-------- DATA SUPPLIED

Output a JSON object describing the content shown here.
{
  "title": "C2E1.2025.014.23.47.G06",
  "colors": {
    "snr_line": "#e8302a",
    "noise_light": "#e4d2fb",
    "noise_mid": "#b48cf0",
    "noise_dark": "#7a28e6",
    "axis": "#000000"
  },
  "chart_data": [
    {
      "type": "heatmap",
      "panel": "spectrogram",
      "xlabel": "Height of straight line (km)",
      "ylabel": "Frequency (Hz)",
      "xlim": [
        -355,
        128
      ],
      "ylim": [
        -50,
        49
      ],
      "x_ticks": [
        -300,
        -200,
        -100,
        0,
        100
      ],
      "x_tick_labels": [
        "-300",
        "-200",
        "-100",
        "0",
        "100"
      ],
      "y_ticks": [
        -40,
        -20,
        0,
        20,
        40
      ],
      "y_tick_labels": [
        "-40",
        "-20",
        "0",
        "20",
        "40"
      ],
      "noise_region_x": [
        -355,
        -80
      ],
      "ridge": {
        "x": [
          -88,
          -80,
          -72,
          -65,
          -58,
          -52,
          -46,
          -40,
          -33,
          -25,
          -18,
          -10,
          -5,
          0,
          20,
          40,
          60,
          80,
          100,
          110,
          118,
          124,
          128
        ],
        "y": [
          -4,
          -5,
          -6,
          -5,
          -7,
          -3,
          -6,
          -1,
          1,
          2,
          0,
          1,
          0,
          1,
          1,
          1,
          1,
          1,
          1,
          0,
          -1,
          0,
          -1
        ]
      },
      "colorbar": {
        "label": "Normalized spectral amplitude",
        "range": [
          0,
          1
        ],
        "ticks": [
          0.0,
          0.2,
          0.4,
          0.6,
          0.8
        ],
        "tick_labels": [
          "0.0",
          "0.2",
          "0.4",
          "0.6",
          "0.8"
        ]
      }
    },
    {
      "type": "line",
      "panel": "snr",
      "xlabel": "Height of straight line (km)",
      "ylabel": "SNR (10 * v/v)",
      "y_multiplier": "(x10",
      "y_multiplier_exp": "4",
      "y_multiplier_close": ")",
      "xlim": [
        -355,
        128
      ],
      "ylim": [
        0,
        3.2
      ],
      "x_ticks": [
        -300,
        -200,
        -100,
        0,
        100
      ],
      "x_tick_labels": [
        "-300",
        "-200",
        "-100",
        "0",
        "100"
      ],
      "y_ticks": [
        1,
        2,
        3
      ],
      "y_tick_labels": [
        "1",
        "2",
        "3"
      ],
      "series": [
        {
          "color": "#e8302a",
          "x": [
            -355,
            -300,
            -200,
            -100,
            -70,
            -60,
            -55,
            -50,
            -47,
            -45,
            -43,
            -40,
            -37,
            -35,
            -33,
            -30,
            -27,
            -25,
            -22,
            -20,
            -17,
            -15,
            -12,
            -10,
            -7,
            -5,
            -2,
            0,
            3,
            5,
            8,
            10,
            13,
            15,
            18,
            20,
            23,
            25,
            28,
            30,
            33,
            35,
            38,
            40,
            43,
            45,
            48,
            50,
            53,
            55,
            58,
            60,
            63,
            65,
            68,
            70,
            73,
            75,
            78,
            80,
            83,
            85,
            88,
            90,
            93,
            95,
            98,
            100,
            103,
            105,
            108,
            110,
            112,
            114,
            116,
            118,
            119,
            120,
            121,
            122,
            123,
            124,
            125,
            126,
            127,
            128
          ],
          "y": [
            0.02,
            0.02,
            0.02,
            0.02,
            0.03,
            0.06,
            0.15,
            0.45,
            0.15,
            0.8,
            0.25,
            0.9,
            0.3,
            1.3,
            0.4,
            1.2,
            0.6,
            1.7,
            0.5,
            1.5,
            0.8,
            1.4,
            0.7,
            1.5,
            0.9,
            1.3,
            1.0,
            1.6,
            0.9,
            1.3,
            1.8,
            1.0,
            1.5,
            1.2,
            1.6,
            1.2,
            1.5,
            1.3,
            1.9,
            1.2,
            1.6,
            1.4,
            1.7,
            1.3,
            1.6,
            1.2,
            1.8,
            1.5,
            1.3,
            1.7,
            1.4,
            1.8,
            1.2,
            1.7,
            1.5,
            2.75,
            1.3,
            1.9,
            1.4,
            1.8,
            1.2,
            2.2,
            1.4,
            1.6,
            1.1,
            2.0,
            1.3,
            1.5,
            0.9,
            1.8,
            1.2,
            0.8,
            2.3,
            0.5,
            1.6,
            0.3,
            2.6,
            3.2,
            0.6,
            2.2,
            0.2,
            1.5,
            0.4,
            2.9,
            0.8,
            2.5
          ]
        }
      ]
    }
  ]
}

----------------

*TASK TO CARRY OUT*:
Above are some records. Print them all exactly.

*FULL ANSWER*:
Output a JSON object describing the content shown here.
{
  "title": "C2E1.2025.014.23.47.G06",
  "colors": {
    "snr_line": "#e8302a",
    "noise_light": "#e4d2fb",
    "noise_mid": "#b48cf0",
    "noise_dark": "#7a28e6",
    "axis": "#000000"
  },
  "chart_data": [
    {
      "type": "heatmap",
      "panel": "spectrogram",
      "xlabel": "Height of straight line (km)",
      "ylabel": "Frequency (Hz)",
      "xlim": [
        -355,
        128
      ],
      "ylim": [
        -50,
        49
      ],
      "x_ticks": [
        -300,
        -200,
        -100,
        0,
        100
      ],
      "x_tick_labels": [
        "-300",
        "-200",
        "-100",
        "0",
        "100"
      ],
      "y_ticks": [
        -40,
        -20,
        0,
        20,
        40
      ],
      "y_tick_labels": [
        "-40",
        "-20",
        "0",
        "20",
        "40"
      ],
      "noise_region_x": [
        -355,
        -80
      ],
      "ridge": {
        "x": [
          -88,
          -80,
          -72,
          -65,
          -58,
          -52,
          -46,
          -40,
          -33,
          -25,
          -18,
          -10,
          -5,
          0,
          20,
          40,
          60,
          80,
          100,
          110,
          118,
          124,
          128
        ],
        "y": [
          -4,
          -5,
          -6,
          -5,
          -7,
          -3,
          -6,
          -1,
          1,
          2,
          0,
          1,
          0,
          1,
          1,
          1,
          1,
          1,
          1,
          0,
          -1,
          0,
          -1
        ]
      },
      "colorbar": {
        "label": "Normalized spectral amplitude",
        "range": [
          0,
          1
        ],
        "ticks": [
          0.0,
          0.2,
          0.4,
          0.6,
          0.8
        ],
        "tick_labels": [
          "0.0",
          "0.2",
          "0.4",
          "0.6",
          "0.8"
        ]
      }
    },
    {
      "type": "line",
      "panel": "snr",
      "xlabel": "Height of straight line (km)",
      "ylabel": "SNR (10 * v/v)",
      "y_multiplier": "(x10",
      "y_multiplier_exp": "4",
      "y_multiplier_close": ")",
      "xlim": [
        -355,
        128
      ],
      "ylim": [
        0,
        3.2
      ],
      "x_ticks": [
        -300,
        -200,
        -100,
        0,
        100
      ],
      "x_tick_labels": [
        "-300",
        "-200",
        "-100",
        "0",
        "100"
      ],
      "y_ticks": [
        1,
        2,
        3
      ],
      "y_tick_labels": [
        "1",
        "2",
        "3"
      ],
      "series": [
        {
          "color": "#e8302a",
          "x": [
            -355,
            -300,
            -200,
            -100,
            -70,
            -60,
            -55,
            -50,
            -47,
            -45,
            -43,
            -40,
            -37,
            -35,
            -33,
            -30,
            -27,
            -25,
            -22,
            -20,
            -17,
            -15,
            -12,
            -10,
            -7,
            -5,
            -2,
            0,
            3,
            5,
            8,
            10,
            13,
            15,
            18,
            20,
            23,
            25,
            28,
            30,
            33,
            35,
            38,
            40,
            43,
            45,
            48,
            50,
            53,
            55,
            58,
            60,
            63,
            65,
            68,
            70,
            73,
            75,
            78,
            80,
            83,
            85,
            88,
            90,
            93,
            95,
            98,
            100,
            103,
            105,
            108,
            110,
            112,
            114,
            116,
            118,
            119,
            120,
            121,
            122,
            123,
            124,
            125,
            126,
            127,
            128
          ],
          "y": [
            0.02,
            0.02,
            0.02,
            0.02,
            0.03,
            0.06,
            0.15,
            0.45,
            0.15,
            0.8,
            0.25,
            0.9,
            0.3,
            1.3,
            0.4,
            1.2,
            0.6,
            1.7,
            0.5,
            1.5,
            0.8,
            1.4,
            0.7,
            1.5,
            0.9,
            1.3,
            1.0,
            1.6,
            0.9,
            1.3,
            1.8,
            1.0,
            1.5,
            1.2,
            1.6,
            1.2,
            1.5,
            1.3,
            1.9,
            1.2,
            1.6,
            1.4,
            1.7,
            1.3,
            1.6,
            1.2,
            1.8,
            1.5,
            1.3,
            1.7,
            1.4,
            1.8,
            1.2,
            1.7,
            1.5,
            2.75,
            1.3,
            1.9,
            1.4,
            1.8,
            1.2,
            2.2,
            1.4,
            1.6,
            1.1,
            2.0,
            1.3,
            1.5,
            0.9,
            1.8,
            1.2,
            0.8,
            2.3,
            0.5,
            1.6,
            0.3,
            2.6,
            3.2,
            0.6,
            2.2,
            0.2,
            1.5,
            0.4,
            2.9,
            0.8,
            2.5
          ]
        }
      ]
    }
  ]
}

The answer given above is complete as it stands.